Entries with figure data

-- START --

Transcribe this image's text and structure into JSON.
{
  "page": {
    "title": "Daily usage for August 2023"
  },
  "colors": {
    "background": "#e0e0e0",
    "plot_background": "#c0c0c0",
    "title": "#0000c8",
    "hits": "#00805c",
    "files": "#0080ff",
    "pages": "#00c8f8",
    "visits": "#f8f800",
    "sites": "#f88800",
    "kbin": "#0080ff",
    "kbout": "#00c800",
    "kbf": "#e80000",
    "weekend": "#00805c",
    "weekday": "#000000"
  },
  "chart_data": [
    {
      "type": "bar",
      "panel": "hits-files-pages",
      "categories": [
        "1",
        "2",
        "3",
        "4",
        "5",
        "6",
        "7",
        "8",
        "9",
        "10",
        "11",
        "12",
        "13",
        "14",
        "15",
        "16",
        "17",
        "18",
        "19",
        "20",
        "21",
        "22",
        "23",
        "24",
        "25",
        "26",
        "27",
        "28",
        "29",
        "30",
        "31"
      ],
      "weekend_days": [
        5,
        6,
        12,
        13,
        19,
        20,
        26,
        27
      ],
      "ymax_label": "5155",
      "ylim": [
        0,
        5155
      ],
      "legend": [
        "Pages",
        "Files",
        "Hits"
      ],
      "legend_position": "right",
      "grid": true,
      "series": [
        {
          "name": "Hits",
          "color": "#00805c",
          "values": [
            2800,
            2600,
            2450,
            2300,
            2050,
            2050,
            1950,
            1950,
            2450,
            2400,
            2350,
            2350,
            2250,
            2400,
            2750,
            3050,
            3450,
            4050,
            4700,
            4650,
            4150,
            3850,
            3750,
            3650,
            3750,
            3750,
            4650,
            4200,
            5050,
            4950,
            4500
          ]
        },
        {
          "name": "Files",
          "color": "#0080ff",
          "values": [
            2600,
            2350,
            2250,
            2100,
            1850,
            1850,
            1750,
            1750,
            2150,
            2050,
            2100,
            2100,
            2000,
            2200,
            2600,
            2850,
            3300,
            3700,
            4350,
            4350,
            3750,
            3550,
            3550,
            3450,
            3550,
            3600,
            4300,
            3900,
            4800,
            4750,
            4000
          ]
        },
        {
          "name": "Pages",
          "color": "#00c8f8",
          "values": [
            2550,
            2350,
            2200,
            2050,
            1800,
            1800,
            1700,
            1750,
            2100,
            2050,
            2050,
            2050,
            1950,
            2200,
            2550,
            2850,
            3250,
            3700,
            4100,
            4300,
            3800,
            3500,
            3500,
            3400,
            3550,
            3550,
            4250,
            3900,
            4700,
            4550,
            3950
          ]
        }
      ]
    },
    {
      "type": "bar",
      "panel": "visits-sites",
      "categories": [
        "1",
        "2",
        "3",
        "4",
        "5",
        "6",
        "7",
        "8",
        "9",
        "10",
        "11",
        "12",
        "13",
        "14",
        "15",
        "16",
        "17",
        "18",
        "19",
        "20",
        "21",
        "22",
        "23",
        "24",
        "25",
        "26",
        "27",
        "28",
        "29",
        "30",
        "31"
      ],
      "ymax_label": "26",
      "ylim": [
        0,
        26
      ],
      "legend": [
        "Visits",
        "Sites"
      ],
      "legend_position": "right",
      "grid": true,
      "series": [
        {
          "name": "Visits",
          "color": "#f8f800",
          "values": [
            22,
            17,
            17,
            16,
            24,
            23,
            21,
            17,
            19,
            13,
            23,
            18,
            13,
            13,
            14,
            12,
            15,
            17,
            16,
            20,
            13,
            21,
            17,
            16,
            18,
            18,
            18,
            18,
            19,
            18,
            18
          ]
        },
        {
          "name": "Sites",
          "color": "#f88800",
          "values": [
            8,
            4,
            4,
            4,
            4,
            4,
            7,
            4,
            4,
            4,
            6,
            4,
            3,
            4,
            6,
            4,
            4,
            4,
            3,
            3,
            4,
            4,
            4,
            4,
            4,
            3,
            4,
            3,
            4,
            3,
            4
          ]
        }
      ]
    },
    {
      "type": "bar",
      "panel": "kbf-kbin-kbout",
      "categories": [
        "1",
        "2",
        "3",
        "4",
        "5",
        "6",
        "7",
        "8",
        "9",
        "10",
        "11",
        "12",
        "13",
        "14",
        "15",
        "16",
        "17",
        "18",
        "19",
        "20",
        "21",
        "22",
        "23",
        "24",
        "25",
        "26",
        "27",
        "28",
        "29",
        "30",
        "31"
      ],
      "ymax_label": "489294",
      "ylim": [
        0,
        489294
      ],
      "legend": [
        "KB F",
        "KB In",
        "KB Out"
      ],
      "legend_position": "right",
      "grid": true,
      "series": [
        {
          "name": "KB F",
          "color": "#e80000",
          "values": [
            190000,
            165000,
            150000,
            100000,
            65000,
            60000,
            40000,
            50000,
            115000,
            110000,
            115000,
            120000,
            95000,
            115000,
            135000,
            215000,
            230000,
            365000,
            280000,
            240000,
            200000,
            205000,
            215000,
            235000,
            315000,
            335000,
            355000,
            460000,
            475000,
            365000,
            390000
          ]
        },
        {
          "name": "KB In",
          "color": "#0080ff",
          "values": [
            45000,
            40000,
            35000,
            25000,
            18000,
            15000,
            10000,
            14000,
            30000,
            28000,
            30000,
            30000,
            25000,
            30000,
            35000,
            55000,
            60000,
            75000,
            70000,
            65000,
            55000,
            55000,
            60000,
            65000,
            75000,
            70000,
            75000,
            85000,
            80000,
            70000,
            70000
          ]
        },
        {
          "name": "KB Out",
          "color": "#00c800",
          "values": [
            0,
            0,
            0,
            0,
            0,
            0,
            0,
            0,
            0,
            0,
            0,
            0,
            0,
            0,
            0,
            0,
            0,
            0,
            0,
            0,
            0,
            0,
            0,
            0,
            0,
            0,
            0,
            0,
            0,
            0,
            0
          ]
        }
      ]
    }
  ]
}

-- END --

__AIM__. Print all of the entries exactly as they appear.

__ANSWER BELOW__.
Transcribe this image's text and structure into JSON.
{
  "page": {
    "title": "Daily usage for August 2023"
  },
  "colors": {
    "background": "#e0e0e0",
    "plot_background": "#c0c0c0",
    "title": "#0000c8",
    "hits": "#00805c",
    "files": "#0080ff",
    "pages": "#00c8f8",
    "visits": "#f8f800",
    "sites": "#f88800",
    "kbin": "#0080ff",
    "kbout": "#00c800",
    "kbf": "#e80000",
    "weekend": "#00805c",
    "weekday": "#000000"
  },
  "chart_data": [
    {
      "type": "bar",
      "panel": "hits-files-pages",
      "categories": [
        "1",
        "2",
        "3",
        "4",
        "5",
        "6",
        "7",
        "8",
        "9",
        "10",
        "11",
        "12",
        "13",
        "14",
        "15",
        "16",
        "17",
        "18",
        "19",
        "20",
        "21",
        "22",
        "23",
        "24",
        "25",
        "26",
        "27",
        "28",
        "29",
        "30",
        "31"
      ],
      "weekend_days": [
        5,
        6,
        12,
        13,
        19,
        20,
        26,
        27
      ],
      "ymax_label": "5155",
      "ylim": [
        0,
        5155
      ],
      "legend": [
        "Pages",
        "Files",
        "Hits"
      ],
      "legend_position": "right",
      "grid": true,
      "series": [
        {
          "name": "Hits",
          "color": "#00805c",
          "values": [
            2800,
            2600,
            2450,
            2300,
            2050,
            2050,
            1950,
            1950,
            2450,
            2400,
            2350,
            2350,
            2250,
            2400,
            2750,
            3050,
            3450,
            4050,
            4700,
            4650,
            4150,
            3850,
            3750,
            3650,
            3750,
            3750,
            4650,
            4200,
            5050,
            4950,
            4500
          ]
        },
        {
          "name": "Files",
          "color": "#0080ff",
          "values": [
            2600,
            2350,
            2250,
            2100,
            1850,
            1850,
            1750,
            1750,
            2150,
            2050,
            2100,
            2100,
            2000,
            2200,
            2600,
            2850,
            3300,
            3700,
            4350,
            4350,
            3750,
            3550,
            3550,
            3450,
            3550,
            3600,
            4300,
            3900,
            4800,
            4750,
            4000
          ]
        },
        {
          "name": "Pages",
          "color": "#00c8f8",
          "values": [
            2550,
            2350,
            2200,
            2050,
            1800,
            1800,
            1700,
            1750,
            2100,
            2050,
            2050,
            2050,
            1950,
            2200,
            2550,
            2850,
            3250,
            3700,
            4100,
            4300,
            3800,
            3500,
            3500,
            3400,
            3550,
            3550,
            4250,
            3900,
            4700,
            4550,
            3950
          ]
        }
      ]
    },
    {
      "type": "bar",
      "panel": "visits-sites",
      "categories": [
        "1",
        "2",
        "3",
        "4",
        "5",
        "6",
        "7",
        "8",
        "9",
        "10",
        "11",
        "12",
        "13",
        "14",
        "15",
        "16",
        "17",
        "18",
        "19",
        "20",
        "21",
        "22",
        "23",
        "24",
        "25",
        "26",
        "27",
        "28",
        "29",
        "30",
        "31"
      ],
      "ymax_label": "26",
      "ylim": [
        0,
        26
      ],
      "legend": [
        "Visits",
        "Sites"
      ],
      "legend_position": "right",
      "grid": true,
      "series": [
        {
          "name": "Visits",
          "color": "#f8f800",
          "values": [
            22,
            17,
            17,
            16,
            24,
            23,
            21,
            17,
            19,
            13,
            23,
            18,
            13,
            13,
            14,
            12,
            15,
            17,
            16,
            20,
            13,
            21,
            17,
            16,
            18,
            18,
            18,
            18,
            19,
            18,
            18
          ]
        },
        {
          "name": "Sites",
          "color": "#f88800",
          "values": [
            8,
            4,
            4,
            4,
            4,
            4,
            7,
            4,
            4,
            4,
            6,
            4,
            3,
            4,
            6,
            4,
            4,
            4,
            3,
            3,
            4,
            4,
            4,
            4,
            4,
            3,
            4,
            3,
            4,
            3,
            4
          ]
        }
      ]
    },
    {
      "type": "bar",
      "panel": "kbf-kbin-kbout",
      "categories": [
        "1",
        "2",
        "3",
        "4",
        "5",
        "6",
        "7",
        "8",
        "9",
        "10",
        "11",
        "12",
        "13",
        "14",
        "15",
        "16",
        "17",
        "18",
        "19",
        "20",
        "21",
        "22",
        "23",
        "24",
        "25",
        "26",
        "27",
        "28",
        "29",
        "30",
        "31"
      ],
      "ymax_label": "489294",
      "ylim": [
        0,
        489294
      ],
      "legend": [
        "KB F",
        "KB In",
        "KB Out"
      ],
      "legend_position": "right",
      "grid": true,
      "series": [
        {
          "name": "KB F",
          "color": "#e80000",
          "values": [
            190000,
            165000,
            150000,
            100000,
            65000,
            60000,
            40000,
            50000,
            115000,
            110000,
            115000,
            120000,
            95000,
            115000,
            135000,
            215000,
            230000,
            365000,
            280000,
            240000,
            200000,
            205000,
            215000,
            235000,
            315000,
            335000,
            355000,
            460000,
            475000,
            365000,
            390000
          ]
        },
        {
          "name": "KB In",
          "color": "#0080ff",
          "values": [
            45000,
            40000,
            35000,
            25000,
            18000,
            15000,
            10000,
            14000,
            30000,
            28000,
            30000,
            30000,
            25000,
            30000,
            35000,
            55000,
            60000,
            75000,
            70000,
            65000,
            55000,
            55000,
            60000,
            65000,
            75000,
            70000,
            75000,
            85000,
            80000,
            70000,
            70000
          ]
        },
        {
          "name": "KB Out",
          "color": "#00c800",
          "values": [
            0,
            0,
            0,
            0,
            0,
            0,
            0,
            0,
            0,
            0,
            0,
            0,
            0,
            0,
            0,
            0,
            0,
            0,
            0,
            0,
            0,
            0,
            0,
            0,
            0,
            0,
            0,
            0,
            0,
            0,
            0
          ]
        }
      ]
    }
  ]
}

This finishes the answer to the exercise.